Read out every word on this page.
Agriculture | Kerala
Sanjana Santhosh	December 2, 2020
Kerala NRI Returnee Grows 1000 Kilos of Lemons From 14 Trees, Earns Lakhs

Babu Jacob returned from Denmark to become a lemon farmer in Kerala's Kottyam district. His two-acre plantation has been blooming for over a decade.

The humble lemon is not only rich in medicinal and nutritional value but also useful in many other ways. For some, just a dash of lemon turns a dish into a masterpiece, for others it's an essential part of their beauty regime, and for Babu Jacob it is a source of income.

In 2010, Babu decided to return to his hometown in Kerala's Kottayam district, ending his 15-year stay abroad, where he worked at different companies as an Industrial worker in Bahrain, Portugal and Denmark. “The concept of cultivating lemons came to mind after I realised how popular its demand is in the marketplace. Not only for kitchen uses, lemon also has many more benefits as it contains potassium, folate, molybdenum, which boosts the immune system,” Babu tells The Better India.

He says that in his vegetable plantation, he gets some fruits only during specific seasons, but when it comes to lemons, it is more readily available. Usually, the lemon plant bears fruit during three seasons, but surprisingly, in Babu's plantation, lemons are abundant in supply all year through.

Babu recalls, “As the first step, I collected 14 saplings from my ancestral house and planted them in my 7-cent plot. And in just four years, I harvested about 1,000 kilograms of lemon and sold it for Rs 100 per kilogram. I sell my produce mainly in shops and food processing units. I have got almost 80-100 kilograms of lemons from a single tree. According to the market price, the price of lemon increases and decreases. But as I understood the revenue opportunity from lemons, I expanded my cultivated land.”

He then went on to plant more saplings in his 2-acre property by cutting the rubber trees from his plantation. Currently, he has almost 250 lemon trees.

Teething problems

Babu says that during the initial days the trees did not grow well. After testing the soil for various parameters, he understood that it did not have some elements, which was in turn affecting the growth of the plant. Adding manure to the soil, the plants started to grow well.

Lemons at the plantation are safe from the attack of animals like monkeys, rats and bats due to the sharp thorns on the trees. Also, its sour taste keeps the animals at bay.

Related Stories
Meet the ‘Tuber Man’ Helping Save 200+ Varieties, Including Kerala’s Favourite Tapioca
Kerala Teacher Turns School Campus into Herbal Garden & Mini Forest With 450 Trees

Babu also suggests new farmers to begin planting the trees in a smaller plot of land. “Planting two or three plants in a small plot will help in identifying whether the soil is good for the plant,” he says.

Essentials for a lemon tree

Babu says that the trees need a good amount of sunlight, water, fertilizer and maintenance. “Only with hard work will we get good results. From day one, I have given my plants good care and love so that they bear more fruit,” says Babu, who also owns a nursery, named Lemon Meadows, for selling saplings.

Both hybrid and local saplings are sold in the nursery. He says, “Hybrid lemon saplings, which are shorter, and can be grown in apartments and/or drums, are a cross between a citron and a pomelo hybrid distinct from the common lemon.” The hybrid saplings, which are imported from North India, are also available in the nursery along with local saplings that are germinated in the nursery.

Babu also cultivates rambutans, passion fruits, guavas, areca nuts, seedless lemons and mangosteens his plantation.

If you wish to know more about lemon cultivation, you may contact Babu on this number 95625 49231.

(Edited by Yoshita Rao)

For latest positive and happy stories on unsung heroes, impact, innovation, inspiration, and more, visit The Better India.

____

→ WHAT THE TASK REQUIRES: Extract each entry in full, exactly as given.

→ COMPLETED EXERCISE:
Read out every word on this page.
Agriculture | Kerala
Sanjana Santhosh	December 2, 2020
Kerala NRI Returnee Grows 1000 Kilos of Lemons From 14 Trees, Earns Lakhs

Babu Jacob returned from Denmark to become a lemon farmer in Kerala's Kottyam district. His two-acre plantation has been blooming for over a decade.

The humble lemon is not only rich in medicinal and nutritional value but also useful in many other ways. For some, just a dash of lemon turns a dish into a masterpiece, for others it's an essential part of their beauty regime, and for Babu Jacob it is a source of income.

In 2010, Babu decided to return to his hometown in Kerala's Kottayam district, ending his 15-year stay abroad, where he worked at different companies as an Industrial worker in Bahrain, Portugal and Denmark. “The concept of cultivating lemons came to mind after I realised how popular its demand is in the marketplace. Not only for kitchen uses, lemon also has many more benefits as it contains potassium, folate, molybdenum, which boosts the immune system,” Babu tells The Better India.

He says that in his vegetable plantation, he gets some fruits only during specific seasons, but when it comes to lemons, it is more readily available. Usually, the lemon plant bears fruit during three seasons, but surprisingly, in Babu's plantation, lemons are abundant in supply all year through.

Babu recalls, “As the first step, I collected 14 saplings from my ancestral house and planted them in my 7-cent plot. And in just four years, I harvested about 1,000 kilograms of lemon and sold it for Rs 100 per kilogram. I sell my produce mainly in shops and food processing units. I have got almost 80-100 kilograms of lemons from a single tree. According to the market price, the price of lemon increases and decreases. But as I understood the revenue opportunity from lemons, I expanded my cultivated land.”

He then went on to plant more saplings in his 2-acre property by cutting the rubber trees from his plantation. Currently, he has almost 250 lemon trees.

Teething problems

Babu says that during the initial days the trees did not grow well. After testing the soil for various parameters, he understood that it did not have some elements, which was in turn affecting the growth of the plant. Adding manure to the soil, the plants started to grow well.

Lemons at the plantation are safe from the attack of animals like monkeys, rats and bats due to the sharp thorns on the trees. Also, its sour taste keeps the animals at bay.

Related Stories
Meet the ‘Tuber Man’ Helping Save 200+ Varieties, Including Kerala’s Favourite Tapioca
Kerala Teacher Turns School Campus into Herbal Garden & Mini Forest With 450 Trees

Babu also suggests new farmers to begin planting the trees in a smaller plot of land. “Planting two or three plants in a small plot will help in identifying whether the soil is good for the plant,” he says.

Essentials for a lemon tree

Babu says that the trees need a good amount of sunlight, water, fertilizer and maintenance. “Only with hard work will we get good results. From day one, I have given my plants good care and love so that they bear more fruit,” says Babu, who also owns a nursery, named Lemon Meadows, for selling saplings.

Both hybrid and local saplings are sold in the nursery. He says, “Hybrid lemon saplings, which are shorter, and can be grown in apartments and/or drums, are a cross between a citron and a pomelo hybrid distinct from the common lemon.” The hybrid saplings, which are imported from North India, are also available in the nursery along with local saplings that are germinated in the nursery.

Babu also cultivates rambutans, passion fruits, guavas, areca nuts, seedless lemons and mangosteens his plantation.

If you wish to know more about lemon cultivation, you may contact Babu on this number 95625 49231.

(Edited by Yoshita Rao)

For latest positive and happy stories on unsung heroes, impact, innovation, inspiration, and more, visit The Better India.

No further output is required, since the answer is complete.